**Short exercise**
For every line in the data below that contains "offset", copy the line.

**Available records**

## START

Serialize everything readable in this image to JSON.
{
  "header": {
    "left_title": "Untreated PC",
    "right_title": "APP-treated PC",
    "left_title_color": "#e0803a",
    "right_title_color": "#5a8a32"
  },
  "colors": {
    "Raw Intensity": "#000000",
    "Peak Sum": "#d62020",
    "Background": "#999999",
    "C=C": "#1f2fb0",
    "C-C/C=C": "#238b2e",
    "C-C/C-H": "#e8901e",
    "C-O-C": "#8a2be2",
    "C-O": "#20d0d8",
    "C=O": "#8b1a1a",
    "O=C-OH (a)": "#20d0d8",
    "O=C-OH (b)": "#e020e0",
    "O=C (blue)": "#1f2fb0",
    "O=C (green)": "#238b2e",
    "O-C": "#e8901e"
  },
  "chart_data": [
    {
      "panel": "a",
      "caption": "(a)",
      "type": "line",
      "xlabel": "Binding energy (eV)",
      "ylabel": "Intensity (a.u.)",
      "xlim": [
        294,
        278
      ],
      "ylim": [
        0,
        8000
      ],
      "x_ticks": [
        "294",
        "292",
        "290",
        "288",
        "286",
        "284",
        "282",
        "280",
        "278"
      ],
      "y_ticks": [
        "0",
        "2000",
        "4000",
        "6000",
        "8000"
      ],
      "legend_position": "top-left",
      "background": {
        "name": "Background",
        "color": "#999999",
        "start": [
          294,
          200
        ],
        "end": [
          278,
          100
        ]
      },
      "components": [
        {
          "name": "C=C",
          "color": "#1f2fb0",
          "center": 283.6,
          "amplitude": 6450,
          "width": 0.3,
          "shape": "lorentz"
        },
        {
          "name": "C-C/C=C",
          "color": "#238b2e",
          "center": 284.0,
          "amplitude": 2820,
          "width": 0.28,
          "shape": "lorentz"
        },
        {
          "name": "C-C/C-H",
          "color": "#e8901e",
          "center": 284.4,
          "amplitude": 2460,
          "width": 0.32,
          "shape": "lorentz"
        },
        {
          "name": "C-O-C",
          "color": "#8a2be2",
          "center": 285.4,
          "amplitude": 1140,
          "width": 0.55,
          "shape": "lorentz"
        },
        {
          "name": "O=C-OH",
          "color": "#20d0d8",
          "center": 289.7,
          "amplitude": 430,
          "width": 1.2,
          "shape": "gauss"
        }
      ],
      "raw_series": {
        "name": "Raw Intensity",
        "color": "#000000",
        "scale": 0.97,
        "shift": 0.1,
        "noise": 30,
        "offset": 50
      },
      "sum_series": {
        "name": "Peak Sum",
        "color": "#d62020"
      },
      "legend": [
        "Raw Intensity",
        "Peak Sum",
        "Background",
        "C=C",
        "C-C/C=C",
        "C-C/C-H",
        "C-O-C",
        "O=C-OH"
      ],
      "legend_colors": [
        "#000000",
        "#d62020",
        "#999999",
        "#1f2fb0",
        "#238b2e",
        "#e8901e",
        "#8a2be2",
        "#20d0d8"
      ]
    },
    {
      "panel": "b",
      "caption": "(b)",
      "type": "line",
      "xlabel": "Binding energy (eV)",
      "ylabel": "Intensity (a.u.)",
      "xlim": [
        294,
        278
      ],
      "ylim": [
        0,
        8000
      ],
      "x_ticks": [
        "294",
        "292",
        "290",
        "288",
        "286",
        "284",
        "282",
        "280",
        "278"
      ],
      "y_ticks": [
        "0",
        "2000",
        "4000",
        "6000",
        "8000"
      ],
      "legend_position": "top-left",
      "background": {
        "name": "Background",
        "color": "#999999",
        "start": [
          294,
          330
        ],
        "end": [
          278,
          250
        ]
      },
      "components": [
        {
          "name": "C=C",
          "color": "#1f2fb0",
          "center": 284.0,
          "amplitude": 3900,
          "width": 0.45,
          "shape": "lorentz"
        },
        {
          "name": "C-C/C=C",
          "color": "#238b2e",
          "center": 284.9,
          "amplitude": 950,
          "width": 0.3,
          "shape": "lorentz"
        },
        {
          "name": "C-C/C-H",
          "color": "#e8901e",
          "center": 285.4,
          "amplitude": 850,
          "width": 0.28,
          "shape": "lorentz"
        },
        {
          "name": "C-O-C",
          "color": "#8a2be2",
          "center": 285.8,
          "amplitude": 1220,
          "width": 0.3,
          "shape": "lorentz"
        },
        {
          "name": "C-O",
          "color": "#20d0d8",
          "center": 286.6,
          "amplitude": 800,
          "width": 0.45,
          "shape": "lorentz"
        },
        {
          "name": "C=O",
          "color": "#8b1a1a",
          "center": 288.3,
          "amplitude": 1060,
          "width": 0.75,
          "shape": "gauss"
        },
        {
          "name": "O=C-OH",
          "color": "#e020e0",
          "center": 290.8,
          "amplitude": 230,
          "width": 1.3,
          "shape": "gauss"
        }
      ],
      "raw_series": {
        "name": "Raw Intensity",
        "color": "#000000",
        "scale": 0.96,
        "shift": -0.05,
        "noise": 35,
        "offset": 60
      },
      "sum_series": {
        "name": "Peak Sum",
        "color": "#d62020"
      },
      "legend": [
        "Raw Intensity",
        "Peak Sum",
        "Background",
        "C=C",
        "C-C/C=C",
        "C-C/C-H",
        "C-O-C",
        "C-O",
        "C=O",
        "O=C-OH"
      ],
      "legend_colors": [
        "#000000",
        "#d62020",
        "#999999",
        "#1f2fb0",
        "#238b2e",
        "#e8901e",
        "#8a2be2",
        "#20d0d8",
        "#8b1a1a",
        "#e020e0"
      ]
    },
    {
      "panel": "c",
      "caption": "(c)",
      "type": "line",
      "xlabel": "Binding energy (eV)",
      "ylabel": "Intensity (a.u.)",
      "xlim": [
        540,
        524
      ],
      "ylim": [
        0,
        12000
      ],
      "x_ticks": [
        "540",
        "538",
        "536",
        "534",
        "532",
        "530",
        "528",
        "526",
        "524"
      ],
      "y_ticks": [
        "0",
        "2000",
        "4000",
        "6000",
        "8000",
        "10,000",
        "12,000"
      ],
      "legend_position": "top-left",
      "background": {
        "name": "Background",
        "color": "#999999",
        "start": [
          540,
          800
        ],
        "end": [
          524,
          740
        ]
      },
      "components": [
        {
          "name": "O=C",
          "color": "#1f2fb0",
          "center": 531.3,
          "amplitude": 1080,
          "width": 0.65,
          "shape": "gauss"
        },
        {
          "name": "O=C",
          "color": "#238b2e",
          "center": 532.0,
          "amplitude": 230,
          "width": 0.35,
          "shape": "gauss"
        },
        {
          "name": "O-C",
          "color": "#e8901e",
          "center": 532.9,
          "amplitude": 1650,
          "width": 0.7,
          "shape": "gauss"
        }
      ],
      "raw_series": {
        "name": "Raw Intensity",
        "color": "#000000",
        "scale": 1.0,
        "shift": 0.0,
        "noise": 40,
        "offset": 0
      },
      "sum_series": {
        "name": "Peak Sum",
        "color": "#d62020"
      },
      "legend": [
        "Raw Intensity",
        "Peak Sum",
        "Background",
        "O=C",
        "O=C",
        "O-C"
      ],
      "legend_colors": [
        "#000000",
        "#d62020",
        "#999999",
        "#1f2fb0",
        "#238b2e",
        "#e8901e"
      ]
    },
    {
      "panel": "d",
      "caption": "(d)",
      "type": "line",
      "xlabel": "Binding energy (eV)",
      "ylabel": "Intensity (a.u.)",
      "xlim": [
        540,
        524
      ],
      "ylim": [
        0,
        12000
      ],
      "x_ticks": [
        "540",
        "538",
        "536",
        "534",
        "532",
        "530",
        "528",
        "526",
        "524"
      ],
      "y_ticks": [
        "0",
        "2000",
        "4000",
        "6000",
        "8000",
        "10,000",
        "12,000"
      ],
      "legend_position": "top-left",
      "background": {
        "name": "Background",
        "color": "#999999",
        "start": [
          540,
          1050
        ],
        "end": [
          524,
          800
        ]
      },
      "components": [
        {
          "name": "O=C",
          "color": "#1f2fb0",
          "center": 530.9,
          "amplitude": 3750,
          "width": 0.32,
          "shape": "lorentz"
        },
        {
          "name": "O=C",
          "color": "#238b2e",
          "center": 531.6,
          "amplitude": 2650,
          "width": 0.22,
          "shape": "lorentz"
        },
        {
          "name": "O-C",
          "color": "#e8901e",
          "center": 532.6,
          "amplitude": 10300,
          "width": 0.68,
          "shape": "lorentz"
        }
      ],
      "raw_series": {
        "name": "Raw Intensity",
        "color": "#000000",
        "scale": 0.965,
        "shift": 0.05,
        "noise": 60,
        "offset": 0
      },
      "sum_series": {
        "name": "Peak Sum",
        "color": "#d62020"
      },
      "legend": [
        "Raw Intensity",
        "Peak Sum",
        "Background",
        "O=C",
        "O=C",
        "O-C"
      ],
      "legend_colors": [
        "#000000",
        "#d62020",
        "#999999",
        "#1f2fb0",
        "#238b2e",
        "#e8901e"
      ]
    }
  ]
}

## END

**Complete output**
        "offset": 50
        "offset": 60
        "offset": 0
        "offset": 0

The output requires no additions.